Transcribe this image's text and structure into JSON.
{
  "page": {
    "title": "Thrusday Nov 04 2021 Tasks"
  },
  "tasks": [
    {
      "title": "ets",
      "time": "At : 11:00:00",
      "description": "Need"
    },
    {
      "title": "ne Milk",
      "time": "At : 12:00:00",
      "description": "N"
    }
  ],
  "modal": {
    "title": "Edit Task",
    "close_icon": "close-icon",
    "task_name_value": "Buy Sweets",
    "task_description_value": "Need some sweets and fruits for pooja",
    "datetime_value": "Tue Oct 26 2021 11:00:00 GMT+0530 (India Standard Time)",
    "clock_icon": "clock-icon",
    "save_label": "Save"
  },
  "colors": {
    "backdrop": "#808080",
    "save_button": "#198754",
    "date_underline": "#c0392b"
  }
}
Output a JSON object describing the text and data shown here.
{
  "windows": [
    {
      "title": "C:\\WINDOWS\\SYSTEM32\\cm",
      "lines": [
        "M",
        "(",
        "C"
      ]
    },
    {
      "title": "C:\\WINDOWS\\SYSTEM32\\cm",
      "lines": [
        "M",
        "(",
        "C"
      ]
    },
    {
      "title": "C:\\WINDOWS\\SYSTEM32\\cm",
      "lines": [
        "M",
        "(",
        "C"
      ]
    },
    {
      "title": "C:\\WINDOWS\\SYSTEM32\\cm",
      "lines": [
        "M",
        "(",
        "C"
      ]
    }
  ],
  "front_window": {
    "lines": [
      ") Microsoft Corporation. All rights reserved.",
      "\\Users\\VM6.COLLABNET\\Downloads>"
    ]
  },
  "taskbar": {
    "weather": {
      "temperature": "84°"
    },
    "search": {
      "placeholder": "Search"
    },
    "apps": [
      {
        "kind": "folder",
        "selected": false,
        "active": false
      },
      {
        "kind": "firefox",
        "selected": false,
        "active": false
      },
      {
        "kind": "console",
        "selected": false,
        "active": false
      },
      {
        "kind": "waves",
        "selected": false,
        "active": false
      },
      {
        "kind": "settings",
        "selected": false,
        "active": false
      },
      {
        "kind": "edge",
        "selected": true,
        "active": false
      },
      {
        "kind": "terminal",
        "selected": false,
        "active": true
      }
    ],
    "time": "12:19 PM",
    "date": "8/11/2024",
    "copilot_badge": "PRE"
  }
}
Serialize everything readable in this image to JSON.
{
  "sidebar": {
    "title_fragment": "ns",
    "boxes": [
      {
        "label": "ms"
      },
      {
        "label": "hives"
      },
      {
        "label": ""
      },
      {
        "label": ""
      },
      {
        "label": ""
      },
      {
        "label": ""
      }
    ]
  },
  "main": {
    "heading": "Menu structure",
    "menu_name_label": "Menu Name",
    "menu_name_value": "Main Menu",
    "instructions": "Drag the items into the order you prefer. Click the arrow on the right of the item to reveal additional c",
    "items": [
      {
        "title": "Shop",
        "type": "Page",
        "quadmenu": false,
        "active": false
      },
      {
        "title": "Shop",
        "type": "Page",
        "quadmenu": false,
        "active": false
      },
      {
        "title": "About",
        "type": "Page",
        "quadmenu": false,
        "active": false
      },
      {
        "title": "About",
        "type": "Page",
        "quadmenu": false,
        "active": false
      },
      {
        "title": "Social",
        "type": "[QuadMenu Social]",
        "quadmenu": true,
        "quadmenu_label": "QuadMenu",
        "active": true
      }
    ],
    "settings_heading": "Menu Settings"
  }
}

**********

Your instructions
Your task is to transcribe the material exactly.

Exercise output
Transcribe this image's text and structure into JSON.
{
  "page": {
    "title": "Thrusday Nov 04 2021 Tasks"
  },
  "tasks": [
    {
      "title": "ets",
      "time": "At : 11:00:00",
      "description": "Need"
    },
    {
      "title": "ne Milk",
      "time": "At : 12:00:00",
      "description": "N"
    }
  ],
  "modal": {
    "title": "Edit Task",
    "close_icon": "close-icon",
    "task_name_value": "Buy Sweets",
    "task_description_value": "Need some sweets and fruits for pooja",
    "datetime_value": "Tue Oct 26 2021 11:00:00 GMT+0530 (India Standard Time)",
    "clock_icon": "clock-icon",
    "save_label": "Save"
  },
  "colors": {
    "backdrop": "#808080",
    "save_button": "#198754",
    "date_underline": "#c0392b"
  }
}
Output a JSON object describing the text and data shown here.
{
  "windows": [
    {
      "title": "C:\\WINDOWS\\SYSTEM32\\cm",
      "lines": [
        "M",
        "(",
        "C"
      ]
    },
    {
      "title": "C:\\WINDOWS\\SYSTEM32\\cm",
      "lines": [
        "M",
        "(",
        "C"
      ]
    },
    {
      "title": "C:\\WINDOWS\\SYSTEM32\\cm",
      "lines": [
        "M",
        "(",
        "C"
      ]
    },
    {
      "title": "C:\\WINDOWS\\SYSTEM32\\cm",
      "lines": [
        "M",
        "(",
        "C"
      ]
    }
  ],
  "front_window": {
    "lines": [
      ") Microsoft Corporation. All rights reserved.",
      "\\Users\\VM6.COLLABNET\\Downloads>"
    ]
  },
  "taskbar": {
    "weather": {
      "temperature": "84°"
    },
    "search": {
      "placeholder": "Search"
    },
    "apps": [
      {
        "kind": "folder",
        "selected": false,
        "active": false
      },
      {
        "kind": "firefox",
        "selected": false,
        "active": false
      },
      {
        "kind": "console",
        "selected": false,
        "active": false
      },
      {
        "kind": "waves",
        "selected": false,
        "active": false
      },
      {
        "kind": "settings",
        "selected": false,
        "active": false
      },
      {
        "kind": "edge",
        "selected": true,
        "active": false
      },
      {
        "kind": "terminal",
        "selected": false,
        "active": true
      }
    ],
    "time": "12:19 PM",
    "date": "8/11/2024",
    "copilot_badge": "PRE"
  }
}
Serialize everything readable in this image to JSON.
{
  "sidebar": {
    "title_fragment": "ns",
    "boxes": [
      {
        "label": "ms"
      },
      {
        "label": "hives"
      },
      {
        "label": ""
      },
      {
        "label": ""
      },
      {
        "label": ""
      },
      {
        "label": ""
      }
    ]
  },
  "main": {
    "heading": "Menu structure",
    "menu_name_label": "Menu Name",
    "menu_name_value": "Main Menu",
    "instructions": "Drag the items into the order you prefer. Click the arrow on the right of the item to reveal additional c",
    "items": [
      {
        "title": "Shop",
        "type": "Page",
        "quadmenu": false,
        "active": false
      },
      {
        "title": "Shop",
        "type": "Page",
        "quadmenu": false,
        "active": false
      },
      {
        "title": "About",
        "type": "Page",
        "quadmenu": false,
        "active": false
      },
      {
        "title": "About",
        "type": "Page",
        "quadmenu": false,
        "active": false
      },
      {
        "title": "Social",
        "type": "[QuadMenu Social]",
        "quadmenu": true,
        "quadmenu_label": "QuadMenu",
        "active": true
      }
    ],
    "settings_heading": "Menu Settings"
  }
}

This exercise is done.